Dataset rows —
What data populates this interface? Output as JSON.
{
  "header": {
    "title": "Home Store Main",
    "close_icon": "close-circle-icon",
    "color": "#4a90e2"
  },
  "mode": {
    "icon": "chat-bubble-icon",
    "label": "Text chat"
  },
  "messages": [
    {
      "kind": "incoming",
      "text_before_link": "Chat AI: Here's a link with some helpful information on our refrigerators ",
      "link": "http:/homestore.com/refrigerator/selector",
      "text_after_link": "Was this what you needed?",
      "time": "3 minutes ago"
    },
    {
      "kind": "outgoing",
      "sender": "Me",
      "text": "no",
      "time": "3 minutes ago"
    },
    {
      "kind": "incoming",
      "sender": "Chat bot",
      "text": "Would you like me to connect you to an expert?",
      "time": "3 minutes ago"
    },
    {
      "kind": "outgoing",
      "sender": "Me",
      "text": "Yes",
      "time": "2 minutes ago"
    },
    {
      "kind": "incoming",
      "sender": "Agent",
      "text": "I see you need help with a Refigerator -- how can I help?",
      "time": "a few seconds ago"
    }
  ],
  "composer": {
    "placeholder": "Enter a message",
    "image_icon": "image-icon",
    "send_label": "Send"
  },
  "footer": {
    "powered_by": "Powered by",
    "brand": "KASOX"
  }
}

* * *

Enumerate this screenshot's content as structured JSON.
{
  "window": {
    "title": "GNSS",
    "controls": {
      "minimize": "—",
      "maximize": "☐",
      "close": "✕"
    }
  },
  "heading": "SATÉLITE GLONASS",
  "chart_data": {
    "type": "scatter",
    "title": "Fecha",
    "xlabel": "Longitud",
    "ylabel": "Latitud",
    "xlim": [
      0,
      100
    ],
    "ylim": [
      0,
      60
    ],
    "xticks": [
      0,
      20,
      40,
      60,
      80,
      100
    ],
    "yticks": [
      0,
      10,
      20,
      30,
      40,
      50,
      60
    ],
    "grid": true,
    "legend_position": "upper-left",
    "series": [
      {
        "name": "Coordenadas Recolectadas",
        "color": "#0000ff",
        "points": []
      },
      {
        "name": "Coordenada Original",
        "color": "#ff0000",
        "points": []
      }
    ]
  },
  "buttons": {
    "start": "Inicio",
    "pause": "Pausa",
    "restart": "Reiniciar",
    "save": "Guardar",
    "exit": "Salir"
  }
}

What you should do — Extract all lines from the material above that include the word "with".

The answer —
      "text_before_link": "Chat AI: Here's a link with some helpful information on our refrigerators ",
      "text": "I see you need help with a Refigerator -- how can I help?",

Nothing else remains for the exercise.